• [Provided data]
════════════════════
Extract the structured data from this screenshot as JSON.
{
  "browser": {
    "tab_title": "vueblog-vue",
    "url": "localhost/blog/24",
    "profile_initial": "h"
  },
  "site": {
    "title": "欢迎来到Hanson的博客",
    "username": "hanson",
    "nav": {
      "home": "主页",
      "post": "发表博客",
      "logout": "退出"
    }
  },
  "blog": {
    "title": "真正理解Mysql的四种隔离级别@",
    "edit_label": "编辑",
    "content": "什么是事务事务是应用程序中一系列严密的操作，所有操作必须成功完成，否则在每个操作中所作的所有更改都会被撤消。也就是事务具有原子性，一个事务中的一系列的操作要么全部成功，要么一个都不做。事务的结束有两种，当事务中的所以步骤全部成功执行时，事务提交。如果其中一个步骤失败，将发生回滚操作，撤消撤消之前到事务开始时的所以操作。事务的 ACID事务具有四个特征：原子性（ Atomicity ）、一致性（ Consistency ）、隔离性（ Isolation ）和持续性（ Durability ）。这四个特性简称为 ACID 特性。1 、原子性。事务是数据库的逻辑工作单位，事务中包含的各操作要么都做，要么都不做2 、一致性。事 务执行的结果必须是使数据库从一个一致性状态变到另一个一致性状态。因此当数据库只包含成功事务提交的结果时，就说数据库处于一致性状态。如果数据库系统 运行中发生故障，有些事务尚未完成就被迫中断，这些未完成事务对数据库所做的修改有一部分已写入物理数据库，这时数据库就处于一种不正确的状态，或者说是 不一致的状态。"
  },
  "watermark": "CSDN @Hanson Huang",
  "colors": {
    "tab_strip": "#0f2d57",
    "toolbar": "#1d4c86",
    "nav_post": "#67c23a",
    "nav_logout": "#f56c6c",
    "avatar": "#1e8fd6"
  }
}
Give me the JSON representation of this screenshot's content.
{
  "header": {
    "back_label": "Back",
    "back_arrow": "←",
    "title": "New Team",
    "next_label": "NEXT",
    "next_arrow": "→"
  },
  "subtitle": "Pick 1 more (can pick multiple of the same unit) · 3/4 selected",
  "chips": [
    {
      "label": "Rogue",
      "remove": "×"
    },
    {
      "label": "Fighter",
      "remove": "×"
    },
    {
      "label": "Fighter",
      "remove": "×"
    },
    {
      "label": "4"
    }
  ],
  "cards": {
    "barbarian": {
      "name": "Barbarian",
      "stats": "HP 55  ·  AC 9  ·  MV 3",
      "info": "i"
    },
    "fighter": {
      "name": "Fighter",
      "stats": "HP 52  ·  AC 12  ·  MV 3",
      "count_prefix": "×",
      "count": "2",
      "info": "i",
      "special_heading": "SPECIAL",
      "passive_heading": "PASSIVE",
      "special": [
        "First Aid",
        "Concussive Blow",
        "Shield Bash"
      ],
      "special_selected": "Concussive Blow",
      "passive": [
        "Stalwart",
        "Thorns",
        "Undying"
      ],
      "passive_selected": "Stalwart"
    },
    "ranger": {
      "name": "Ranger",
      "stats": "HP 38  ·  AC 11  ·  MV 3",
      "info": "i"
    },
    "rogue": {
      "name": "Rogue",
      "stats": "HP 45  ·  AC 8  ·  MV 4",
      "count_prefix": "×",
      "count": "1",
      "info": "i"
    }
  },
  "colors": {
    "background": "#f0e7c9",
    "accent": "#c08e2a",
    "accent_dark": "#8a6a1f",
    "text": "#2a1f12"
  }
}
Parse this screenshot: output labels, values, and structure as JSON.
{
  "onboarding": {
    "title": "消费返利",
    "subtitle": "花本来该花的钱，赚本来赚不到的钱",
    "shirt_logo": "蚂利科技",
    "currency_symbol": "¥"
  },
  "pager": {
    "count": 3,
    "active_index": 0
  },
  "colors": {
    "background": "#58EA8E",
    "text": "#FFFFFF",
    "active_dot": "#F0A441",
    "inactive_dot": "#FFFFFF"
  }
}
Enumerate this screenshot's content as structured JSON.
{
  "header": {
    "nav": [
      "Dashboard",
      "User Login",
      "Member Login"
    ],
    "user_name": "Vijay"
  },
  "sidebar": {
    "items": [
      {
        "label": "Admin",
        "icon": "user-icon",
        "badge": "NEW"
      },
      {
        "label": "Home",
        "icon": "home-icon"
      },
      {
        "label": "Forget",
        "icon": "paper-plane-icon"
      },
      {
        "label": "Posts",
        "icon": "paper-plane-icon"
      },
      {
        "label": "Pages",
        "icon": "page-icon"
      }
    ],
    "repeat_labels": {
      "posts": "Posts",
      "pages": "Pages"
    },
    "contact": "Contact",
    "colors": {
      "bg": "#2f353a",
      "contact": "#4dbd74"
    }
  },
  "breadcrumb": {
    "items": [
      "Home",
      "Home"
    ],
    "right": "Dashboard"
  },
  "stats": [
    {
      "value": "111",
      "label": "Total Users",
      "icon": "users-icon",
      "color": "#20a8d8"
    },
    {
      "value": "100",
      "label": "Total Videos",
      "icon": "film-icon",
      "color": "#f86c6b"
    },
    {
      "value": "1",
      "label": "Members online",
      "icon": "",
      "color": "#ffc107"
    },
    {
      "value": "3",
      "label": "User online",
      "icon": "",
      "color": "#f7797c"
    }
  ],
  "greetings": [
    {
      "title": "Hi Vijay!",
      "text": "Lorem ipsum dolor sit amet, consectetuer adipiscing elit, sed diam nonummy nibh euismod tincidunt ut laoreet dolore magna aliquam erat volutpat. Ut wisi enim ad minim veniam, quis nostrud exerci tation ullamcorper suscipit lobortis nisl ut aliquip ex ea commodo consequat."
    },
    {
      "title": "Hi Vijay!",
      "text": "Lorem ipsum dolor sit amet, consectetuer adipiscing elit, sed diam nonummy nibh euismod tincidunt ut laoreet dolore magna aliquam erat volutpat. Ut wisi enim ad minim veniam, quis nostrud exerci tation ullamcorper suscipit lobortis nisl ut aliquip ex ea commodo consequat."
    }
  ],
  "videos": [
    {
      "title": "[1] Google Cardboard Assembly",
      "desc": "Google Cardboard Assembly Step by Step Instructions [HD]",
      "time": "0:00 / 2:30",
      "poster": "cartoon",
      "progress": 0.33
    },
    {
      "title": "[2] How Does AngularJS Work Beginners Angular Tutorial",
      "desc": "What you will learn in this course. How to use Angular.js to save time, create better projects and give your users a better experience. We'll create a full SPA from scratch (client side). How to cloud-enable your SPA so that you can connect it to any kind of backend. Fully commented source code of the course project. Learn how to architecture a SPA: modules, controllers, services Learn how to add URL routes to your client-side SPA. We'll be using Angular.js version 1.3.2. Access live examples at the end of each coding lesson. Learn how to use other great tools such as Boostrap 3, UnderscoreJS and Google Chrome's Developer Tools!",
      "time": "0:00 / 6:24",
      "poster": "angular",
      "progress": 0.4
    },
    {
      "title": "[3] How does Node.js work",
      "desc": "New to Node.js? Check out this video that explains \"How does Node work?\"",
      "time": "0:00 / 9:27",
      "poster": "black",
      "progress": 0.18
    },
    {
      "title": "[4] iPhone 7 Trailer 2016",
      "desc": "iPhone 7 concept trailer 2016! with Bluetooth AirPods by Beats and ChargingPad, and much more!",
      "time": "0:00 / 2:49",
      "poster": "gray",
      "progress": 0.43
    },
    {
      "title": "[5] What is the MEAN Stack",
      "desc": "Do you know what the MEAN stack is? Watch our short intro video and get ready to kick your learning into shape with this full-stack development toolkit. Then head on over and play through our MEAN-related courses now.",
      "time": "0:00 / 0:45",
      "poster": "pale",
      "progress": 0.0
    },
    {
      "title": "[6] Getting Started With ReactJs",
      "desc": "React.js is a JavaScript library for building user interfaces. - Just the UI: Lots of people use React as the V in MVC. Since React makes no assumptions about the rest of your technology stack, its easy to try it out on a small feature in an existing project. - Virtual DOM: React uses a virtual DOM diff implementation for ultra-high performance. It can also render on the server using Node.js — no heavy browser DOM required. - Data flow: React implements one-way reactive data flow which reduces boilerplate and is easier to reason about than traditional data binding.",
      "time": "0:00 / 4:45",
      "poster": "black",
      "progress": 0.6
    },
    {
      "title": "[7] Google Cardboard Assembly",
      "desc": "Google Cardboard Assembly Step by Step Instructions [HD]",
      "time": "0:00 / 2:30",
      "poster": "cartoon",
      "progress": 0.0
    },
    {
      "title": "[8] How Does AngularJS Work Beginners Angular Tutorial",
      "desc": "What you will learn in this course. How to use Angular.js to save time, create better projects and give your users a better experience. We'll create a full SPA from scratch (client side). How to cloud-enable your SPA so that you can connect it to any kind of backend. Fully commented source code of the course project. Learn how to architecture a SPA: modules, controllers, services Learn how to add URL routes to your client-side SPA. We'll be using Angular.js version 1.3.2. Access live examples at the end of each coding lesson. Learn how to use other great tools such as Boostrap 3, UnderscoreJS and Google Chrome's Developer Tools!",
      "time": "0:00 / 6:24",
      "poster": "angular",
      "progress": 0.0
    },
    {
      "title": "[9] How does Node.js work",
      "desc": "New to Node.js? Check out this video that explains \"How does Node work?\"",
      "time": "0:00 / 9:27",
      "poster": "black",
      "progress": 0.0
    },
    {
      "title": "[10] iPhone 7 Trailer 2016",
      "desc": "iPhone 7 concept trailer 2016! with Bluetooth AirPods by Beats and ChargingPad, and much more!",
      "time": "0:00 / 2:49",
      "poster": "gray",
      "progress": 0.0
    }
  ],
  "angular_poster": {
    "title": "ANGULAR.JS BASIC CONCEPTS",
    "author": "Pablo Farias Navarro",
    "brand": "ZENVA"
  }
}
════════════════════
• [Your goal] Each line that has the word "structured" should be copied.

• [Result]
Extract the structured data from this screenshot as JSON.
Enumerate this screenshot's content as structured JSON.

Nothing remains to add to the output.